#### [DIRECTIVE]
Of the lines in these entries, how many contain the string "username"? Give the number and nothing else.

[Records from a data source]
▬▬▬
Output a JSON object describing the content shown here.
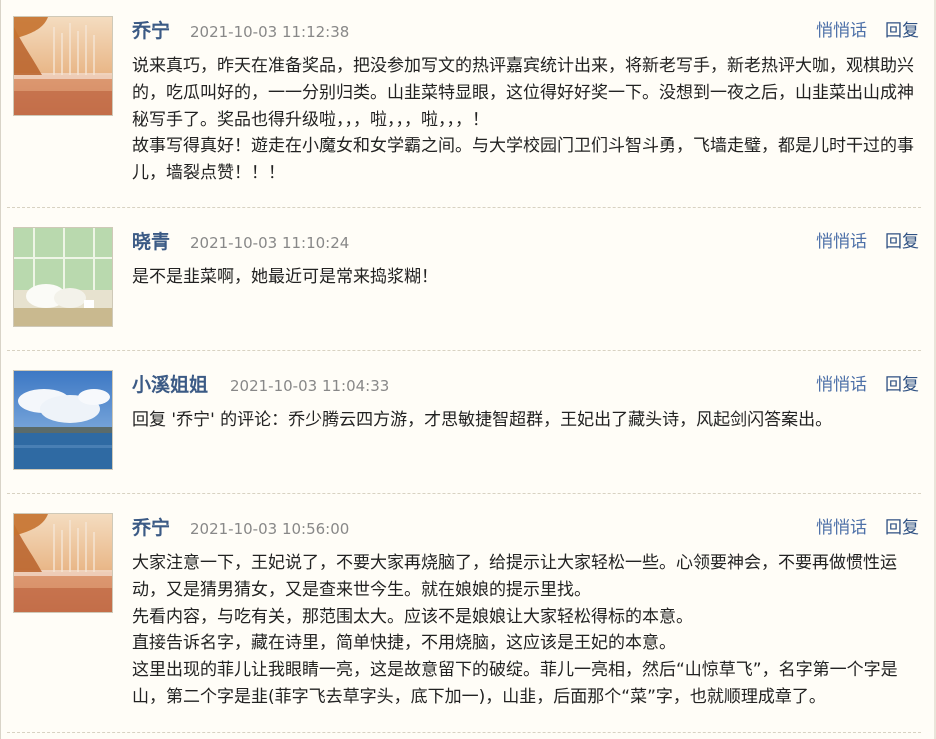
{
  "colors": {
    "background": "#fffdf7",
    "username": "#3b5a85",
    "timestamp": "#888888",
    "whisper_link": "#4d70a8",
    "reply_link": "#2f5183",
    "body_text": "#222222",
    "separator": "#d8d2c2"
  },
  "comments": [
    {
      "username": "乔宁",
      "time": "2021-10-03 11:12:38",
      "whisper_label": "悄悄话",
      "reply_label": "回复",
      "avatar_icon": "autumn-lake-avatar",
      "lines": [
        "说来真巧，昨天在准备奖品，把没参加写文的热评嘉宾统计出来，将新老写手，新老热评大咖，观棋助兴的，吃瓜叫好的，一一分别归类。山韭菜特显眼，这位得好好奖一下。没想到一夜之后，山韭菜出山成神秘写手了。奖品也得升级啦，，，啦，，，啦，，，！",
        "故事写得真好！遊走在小魔女和女学霸之间。与大学校园门卫们斗智斗勇，飞墙走璧，都是儿时干过的事儿，墙裂点赞！！！"
      ]
    },
    {
      "username": "晓青",
      "time": "2021-10-03 11:10:24",
      "whisper_label": "悄悄话",
      "reply_label": "回复",
      "avatar_icon": "window-cushions-avatar",
      "lines": [
        "是不是韭菜啊，她最近可是常来捣浆糊！"
      ]
    },
    {
      "username": "小溪姐姐",
      "time": "2021-10-03 11:04:33",
      "whisper_label": "悄悄话",
      "reply_label": "回复",
      "avatar_icon": "seaside-sky-avatar",
      "lines": [
        "回复 '乔宁' 的评论：乔少腾云四方游，才思敏捷智超群，王妃出了藏头诗，风起剑闪答案出。"
      ]
    },
    {
      "username": "乔宁",
      "time": "2021-10-03 10:56:00",
      "whisper_label": "悄悄话",
      "reply_label": "回复",
      "avatar_icon": "autumn-lake-avatar",
      "lines": [
        "大家注意一下，王妃说了，不要大家再烧脑了，给提示让大家轻松一些。心领要神会，不要再做惯性运动，又是猜男猜女，又是查来世今生。就在娘娘的提示里找。",
        "先看内容，与吃有关，那范围太大。应该不是娘娘让大家轻松得标的本意。",
        "直接告诉名字，藏在诗里，简单快捷，不用烧脑，这应该是王妃的本意。",
        "这里出现的菲儿让我眼睛一亮，这是故意留下的破绽。菲儿一亮相，然后“山惊草飞”，名字第一个字是山，第二个字是韭(菲字飞去草字头，底下加一)，山韭，后面那个“菜”字，也就顺理成章了。"
      ]
    }
  ]
}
▬▬▬
#### [RESPONSE]
5